***** RECORDS SHOWN *****

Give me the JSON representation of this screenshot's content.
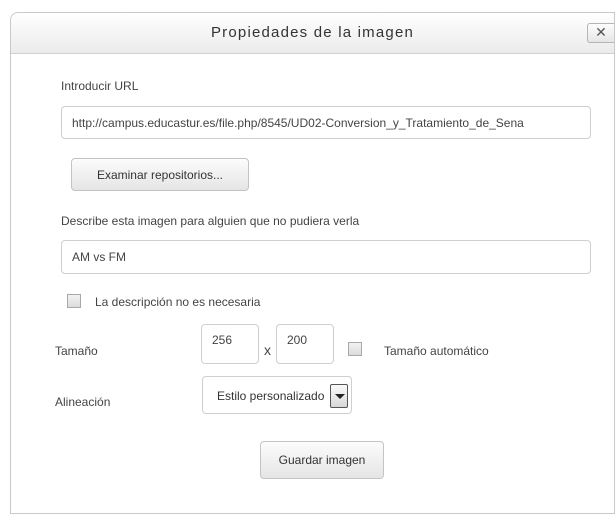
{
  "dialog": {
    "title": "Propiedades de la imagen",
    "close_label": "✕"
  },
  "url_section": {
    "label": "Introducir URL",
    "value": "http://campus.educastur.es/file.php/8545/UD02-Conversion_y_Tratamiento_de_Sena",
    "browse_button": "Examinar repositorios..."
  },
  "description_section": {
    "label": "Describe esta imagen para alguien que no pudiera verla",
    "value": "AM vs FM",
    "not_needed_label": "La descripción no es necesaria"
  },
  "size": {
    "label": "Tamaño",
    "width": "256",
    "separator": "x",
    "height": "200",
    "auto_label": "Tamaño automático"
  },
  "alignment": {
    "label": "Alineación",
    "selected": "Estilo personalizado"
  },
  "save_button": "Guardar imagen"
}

*****

▶ **GIVEN TASK**:
Keep the pictures out of the copy and return the rest of the data above exactly.

▶ **OUTPUT OF THE TASK**:
Give me the JSON representation of this screenshot's content.
{
  "dialog": {
    "title": "Propiedades de la imagen",
    "close_label": "✕"
  },
  "url_section": {
    "label": "Introducir URL",
    "value": "http://campus.educastur.es/file.php/8545/UD02-Conversion_y_Tratamiento_de_Sena",
    "browse_button": "Examinar repositorios..."
  },
  "description_section": {
    "label": "Describe esta imagen para alguien que no pudiera verla",
    "value": "AM vs FM",
    "not_needed_label": "La descripción no es necesaria"
  },
  "size": {
    "label": "Tamaño",
    "width": "256",
    "separator": "x",
    "height": "200",
    "auto_label": "Tamaño automático"
  },
  "alignment": {
    "label": "Alineación",
    "selected": "Estilo personalizado"
  },
  "save_button": "Guardar imagen"
}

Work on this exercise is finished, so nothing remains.